** START Supplied entries **
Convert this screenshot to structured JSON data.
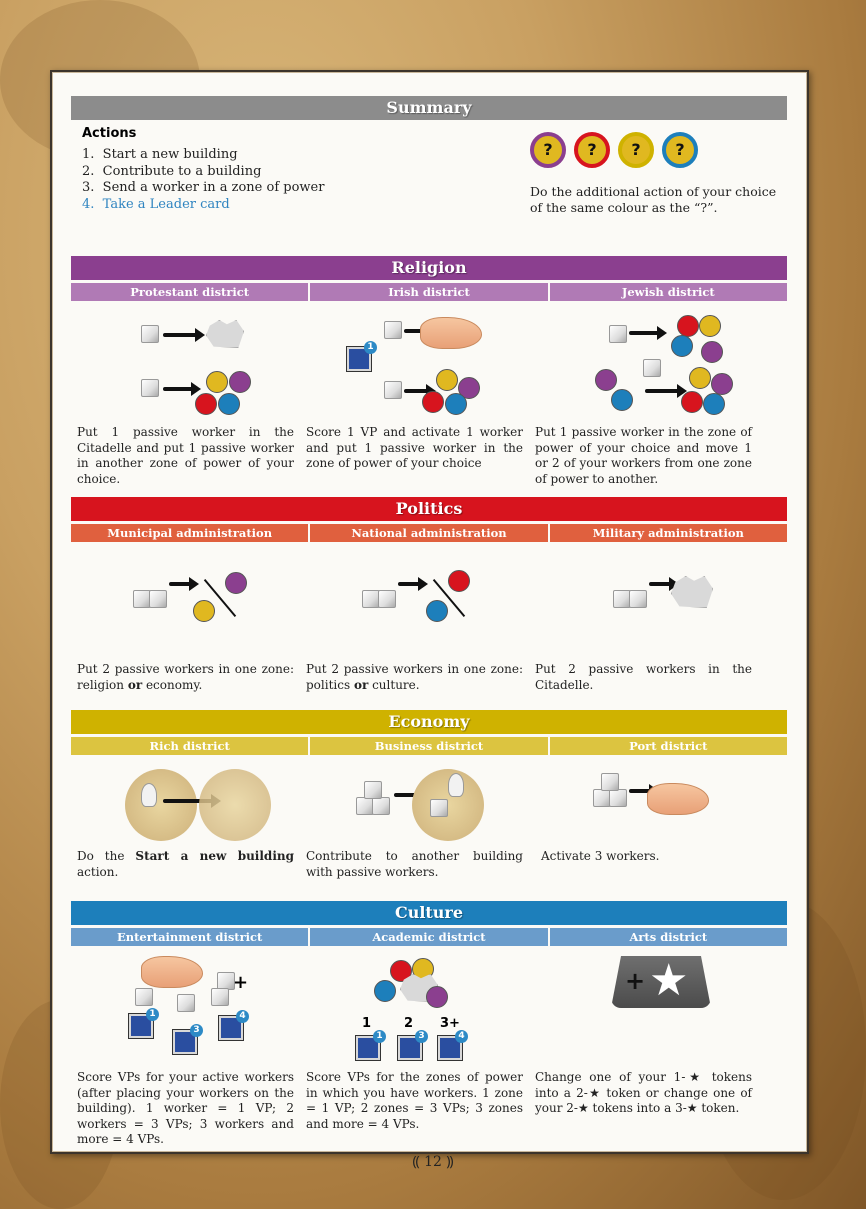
{
  "summary": {
    "title": "Summary",
    "actions_heading": "Actions",
    "actions": [
      {
        "num": "1.",
        "text": "Start a new building"
      },
      {
        "num": "2.",
        "text": "Contribute to a building"
      },
      {
        "num": "3.",
        "text": "Send a worker in a zone of power"
      },
      {
        "num": "4.",
        "text": "Take a Leader card"
      }
    ],
    "tokens": [
      "?",
      "?",
      "?",
      "?"
    ],
    "additional_text": "Do the additional action of your choice of the same colour as the “?”."
  },
  "sections": [
    {
      "title": "Religion",
      "color": "#8b3f8f",
      "sub_color": "#b07ab5",
      "districts": [
        {
          "name": "Protestant district",
          "text": "Put 1 passive worker in the Citadelle and put 1 passive worker in another zone of power of your choice."
        },
        {
          "name": "Irish district",
          "text": "Score 1 VP and activate 1 worker and put 1 passive worker in the zone of power of your choice",
          "badge": "1"
        },
        {
          "name": "Jewish district",
          "text": "Put 1 passive worker in the zone of power of your choice and move 1 or 2 of your workers from one zone of power to another."
        }
      ]
    },
    {
      "title": "Politics",
      "color": "#d7141e",
      "sub_color": "#e0603e",
      "districts": [
        {
          "name": "Municipal administration",
          "text_a": "Put 2 passive workers in one zone: religion ",
          "text_or": "or",
          "text_b": " economy."
        },
        {
          "name": "National administration",
          "text_a": "Put 2 passive workers in one zone: politics ",
          "text_or": "or",
          "text_b": " culture."
        },
        {
          "name": "Military administration",
          "text": "Put 2 passive workers in the Citadelle."
        }
      ]
    },
    {
      "title": "Economy",
      "color": "#cfb200",
      "sub_color": "#dcc440",
      "districts": [
        {
          "name": "Rich district",
          "text_a": "Do the ",
          "text_bold": "Start a new building",
          "text_b": " action."
        },
        {
          "name": "Business district",
          "text": "Contribute to another building with passive workers."
        },
        {
          "name": "Port district",
          "text": "Activate 3 workers."
        }
      ]
    },
    {
      "title": "Culture",
      "color": "#1d7fbb",
      "sub_color": "#6a9ccb",
      "districts": [
        {
          "name": "Entertainment district",
          "text": "Score VPs for your active workers (after placing your workers on the building). 1 worker = 1 VP; 2 workers = 3 VPs; 3 workers and more = 4 VPs.",
          "badges": [
            "1",
            "3",
            "4"
          ],
          "plus": "+"
        },
        {
          "name": "Academic district",
          "text": "Score VPs for the zones of power in which you have workers. 1 zone = 1 VP; 2 zones = 3 VPs; 3 zones and more = 4 VPs.",
          "levels": [
            "1",
            "2",
            "3+"
          ],
          "badges": [
            "1",
            "3",
            "4"
          ]
        },
        {
          "name": "Arts district",
          "text": "Change one of your 1-★ tokens into a 2-★ token or change one of your 2-★ tokens into a 3-★ token.",
          "plus": "+",
          "star": "★"
        }
      ]
    }
  ],
  "page_number": "12"
}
** END Supplied entries **
**What to produce**
Each line above is to be copied verbatim. Drop any image from the copy.

**Correct answer**
Convert this screenshot to structured JSON data.
{
  "summary": {
    "title": "Summary",
    "actions_heading": "Actions",
    "actions": [
      {
        "num": "1.",
        "text": "Start a new building"
      },
      {
        "num": "2.",
        "text": "Contribute to a building"
      },
      {
        "num": "3.",
        "text": "Send a worker in a zone of power"
      },
      {
        "num": "4.",
        "text": "Take a Leader card"
      }
    ],
    "tokens": [
      "?",
      "?",
      "?",
      "?"
    ],
    "additional_text": "Do the additional action of your choice of the same colour as the “?”."
  },
  "sections": [
    {
      "title": "Religion",
      "color": "#8b3f8f",
      "sub_color": "#b07ab5",
      "districts": [
        {
          "name": "Protestant district",
          "text": "Put 1 passive worker in the Citadelle and put 1 passive worker in another zone of power of your choice."
        },
        {
          "name": "Irish district",
          "text": "Score 1 VP and activate 1 worker and put 1 passive worker in the zone of power of your choice",
          "badge": "1"
        },
        {
          "name": "Jewish district",
          "text": "Put 1 passive worker in the zone of power of your choice and move 1 or 2 of your workers from one zone of power to another."
        }
      ]
    },
    {
      "title": "Politics",
      "color": "#d7141e",
      "sub_color": "#e0603e",
      "districts": [
        {
          "name": "Municipal administration",
          "text_a": "Put 2 passive workers in one zone: religion ",
          "text_or": "or",
          "text_b": " economy."
        },
        {
          "name": "National administration",
          "text_a": "Put 2 passive workers in one zone: politics ",
          "text_or": "or",
          "text_b": " culture."
        },
        {
          "name": "Military administration",
          "text": "Put 2 passive workers in the Citadelle."
        }
      ]
    },
    {
      "title": "Economy",
      "color": "#cfb200",
      "sub_color": "#dcc440",
      "districts": [
        {
          "name": "Rich district",
          "text_a": "Do the ",
          "text_bold": "Start a new building",
          "text_b": " action."
        },
        {
          "name": "Business district",
          "text": "Contribute to another building with passive workers."
        },
        {
          "name": "Port district",
          "text": "Activate 3 workers."
        }
      ]
    },
    {
      "title": "Culture",
      "color": "#1d7fbb",
      "sub_color": "#6a9ccb",
      "districts": [
        {
          "name": "Entertainment district",
          "text": "Score VPs for your active workers (after placing your workers on the building). 1 worker = 1 VP; 2 workers = 3 VPs; 3 workers and more = 4 VPs.",
          "badges": [
            "1",
            "3",
            "4"
          ],
          "plus": "+"
        },
        {
          "name": "Academic district",
          "text": "Score VPs for the zones of power in which you have workers. 1 zone = 1 VP; 2 zones = 3 VPs; 3 zones and more = 4 VPs.",
          "levels": [
            "1",
            "2",
            "3+"
          ],
          "badges": [
            "1",
            "3",
            "4"
          ]
        },
        {
          "name": "Arts district",
          "text": "Change one of your 1-★ tokens into a 2-★ token or change one of your 2-★ tokens into a 3-★ token.",
          "plus": "+",
          "star": "★"
        }
      ]
    }
  ],
  "page_number": "12"
}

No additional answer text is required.